Exercise: Give a verbatim copy of the lines below, minus the pictures.

Available records:
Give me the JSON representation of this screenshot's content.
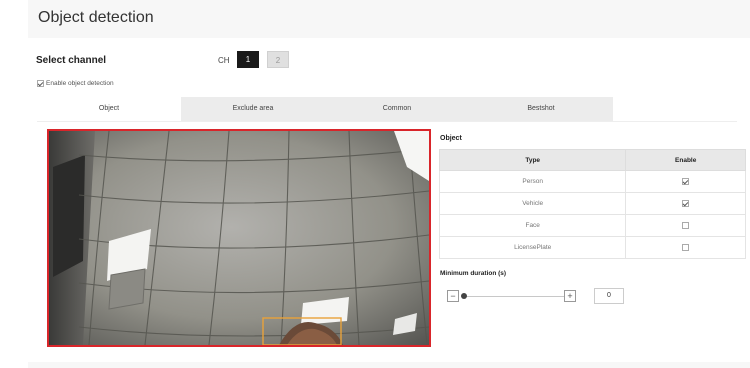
{
  "header": {
    "title": "Object detection"
  },
  "channel": {
    "label": "Select channel",
    "prefix": "CH",
    "options": [
      {
        "label": "1",
        "active": true
      },
      {
        "label": "2",
        "active": false
      }
    ]
  },
  "enable_detection": {
    "label": "Enable object detection",
    "checked": true
  },
  "tabs": [
    {
      "label": "Object",
      "active": true
    },
    {
      "label": "Exclude area",
      "active": false
    },
    {
      "label": "Common",
      "active": false
    },
    {
      "label": "Bestshot",
      "active": false
    }
  ],
  "object_panel": {
    "title": "Object",
    "columns": [
      "Type",
      "Enable"
    ],
    "rows": [
      {
        "type": "Person",
        "enabled": true
      },
      {
        "type": "Vehicle",
        "enabled": true
      },
      {
        "type": "Face",
        "enabled": false
      },
      {
        "type": "LicensePlate",
        "enabled": false
      }
    ]
  },
  "minimum_duration": {
    "label": "Minimum duration (s)",
    "value": "0",
    "decrease_symbol": "−",
    "increase_symbol": "+"
  },
  "colors": {
    "video_border": "#d9252a",
    "detection_box": "#e9a23a",
    "active_channel": "#1a1a1a"
  }
}
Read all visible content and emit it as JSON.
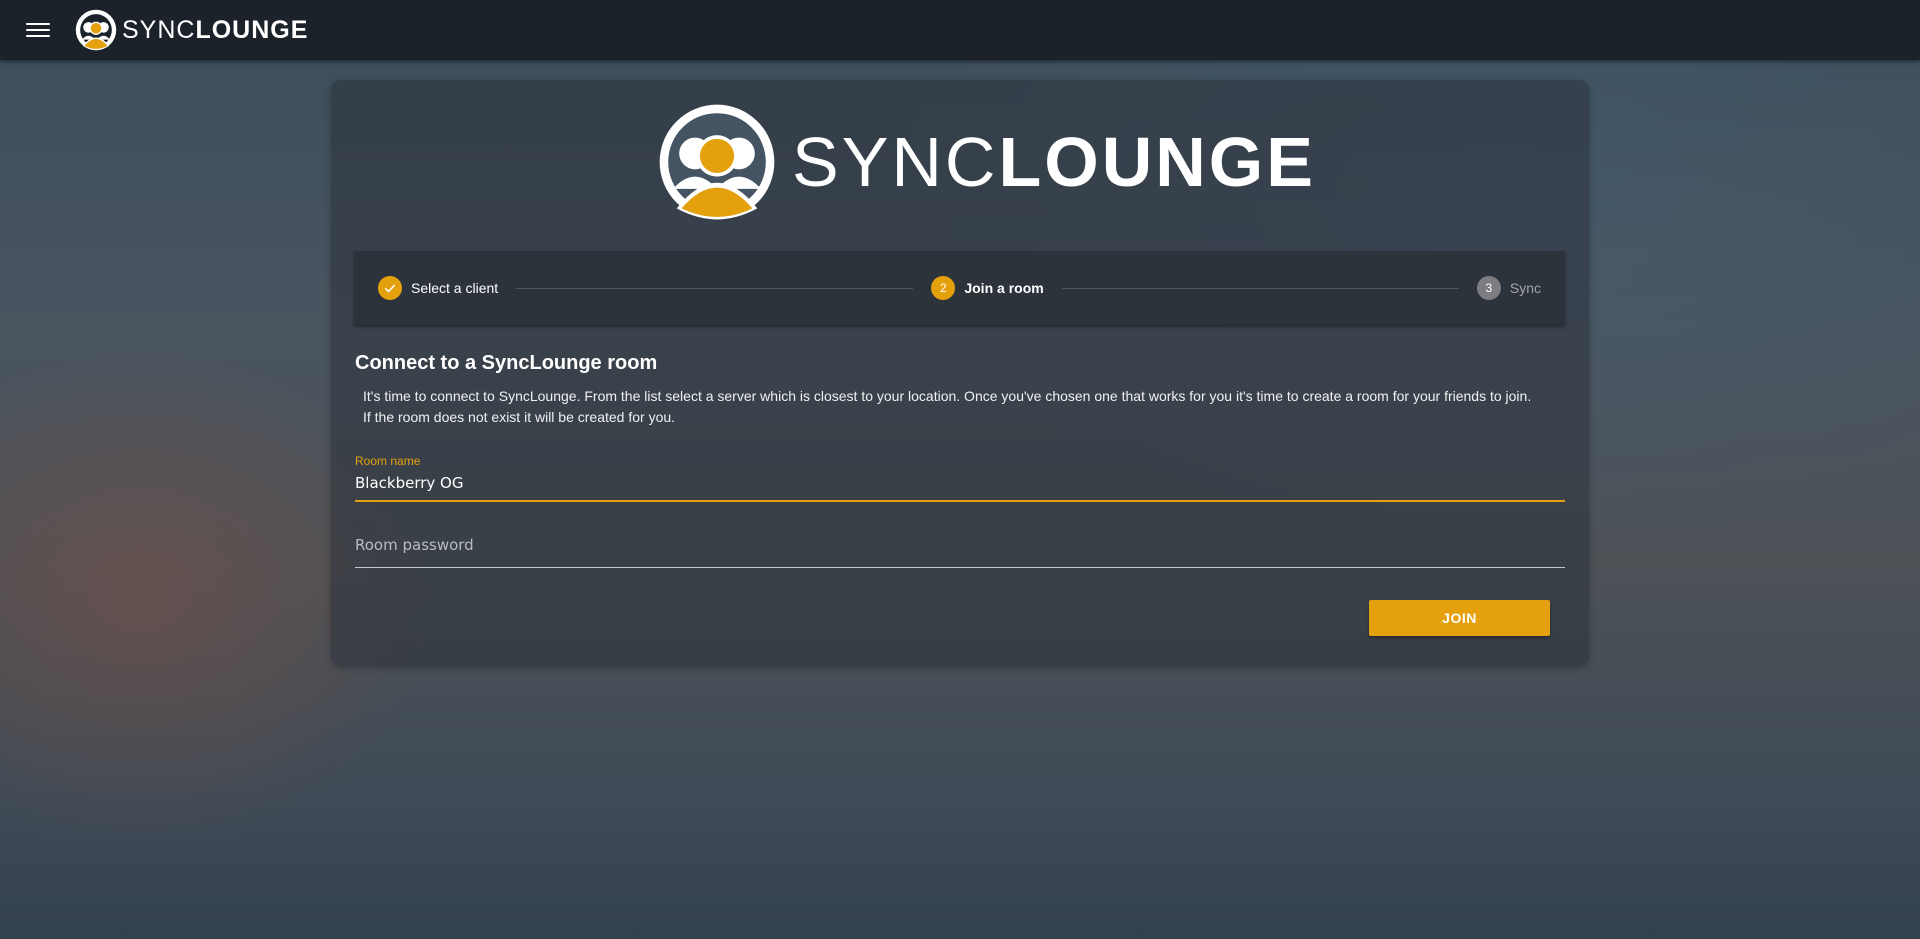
{
  "appbar": {
    "brand_light": "SYNC",
    "brand_bold": "LOUNGE"
  },
  "hero": {
    "brand_light": "SYNC",
    "brand_bold": "LOUNGE"
  },
  "stepper": {
    "steps": [
      {
        "number": "",
        "label": "Select a client",
        "state": "completed"
      },
      {
        "number": "2",
        "label": "Join a room",
        "state": "active"
      },
      {
        "number": "3",
        "label": "Sync",
        "state": "inactive"
      }
    ]
  },
  "main": {
    "title": "Connect to a SyncLounge room",
    "description_line1": "It's time to connect to SyncLounge. From the list select a server which is closest to your location. Once you've chosen one that works for you it's time to create a room for your friends to join.",
    "description_line2": "If the room does not exist it will be created for you."
  },
  "form": {
    "room_name_label": "Room name",
    "room_name_value": "Blackberry OG",
    "room_password_placeholder": "Room password",
    "room_password_value": "",
    "join_label": "JOIN"
  },
  "colors": {
    "accent": "#e5a00d",
    "appbar": "#1c222a",
    "stepper_bg": "#2d333a"
  },
  "icons": [
    "menu-icon",
    "synclounge-logo-icon",
    "check-icon"
  ]
}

Final result:
Give me the JSON representation of this screenshot's content.
{
  "header": {
    "title": "Object detection"
  },
  "channel": {
    "label": "Select channel",
    "prefix": "CH",
    "options": [
      {
        "label": "1",
        "active": true
      },
      {
        "label": "2",
        "active": false
      }
    ]
  },
  "enable_detection": {
    "label": "Enable object detection",
    "checked": true
  },
  "tabs": [
    {
      "label": "Object",
      "active": true
    },
    {
      "label": "Exclude area",
      "active": false
    },
    {
      "label": "Common",
      "active": false
    },
    {
      "label": "Bestshot",
      "active": false
    }
  ],
  "object_panel": {
    "title": "Object",
    "columns": [
      "Type",
      "Enable"
    ],
    "rows": [
      {
        "type": "Person",
        "enabled": true
      },
      {
        "type": "Vehicle",
        "enabled": true
      },
      {
        "type": "Face",
        "enabled": false
      },
      {
        "type": "LicensePlate",
        "enabled": false
      }
    ]
  },
  "minimum_duration": {
    "label": "Minimum duration (s)",
    "value": "0",
    "decrease_symbol": "−",
    "increase_symbol": "+"
  },
  "colors": {
    "video_border": "#d9252a",
    "detection_box": "#e9a23a",
    "active_channel": "#1a1a1a"
  }
}
Read all visible content and emit it as JSON.
{
  "appbar": {
    "brand_light": "SYNC",
    "brand_bold": "LOUNGE"
  },
  "hero": {
    "brand_light": "SYNC",
    "brand_bold": "LOUNGE"
  },
  "stepper": {
    "steps": [
      {
        "number": "",
        "label": "Select a client",
        "state": "completed"
      },
      {
        "number": "2",
        "label": "Join a room",
        "state": "active"
      },
      {
        "number": "3",
        "label": "Sync",
        "state": "inactive"
      }
    ]
  },
  "main": {
    "title": "Connect to a SyncLounge room",
    "description_line1": "It's time to connect to SyncLounge. From the list select a server which is closest to your location. Once you've chosen one that works for you it's time to create a room for your friends to join.",
    "description_line2": "If the room does not exist it will be created for you."
  },
  "form": {
    "room_name_label": "Room name",
    "room_name_value": "Blackberry OG",
    "room_password_placeholder": "Room password",
    "room_password_value": "",
    "join_label": "JOIN"
  },
  "colors": {
    "accent": "#e5a00d",
    "appbar": "#1c222a",
    "stepper_bg": "#2d333a"
  },
  "icons": [
    "menu-icon",
    "synclounge-logo-icon",
    "check-icon"
  ]
}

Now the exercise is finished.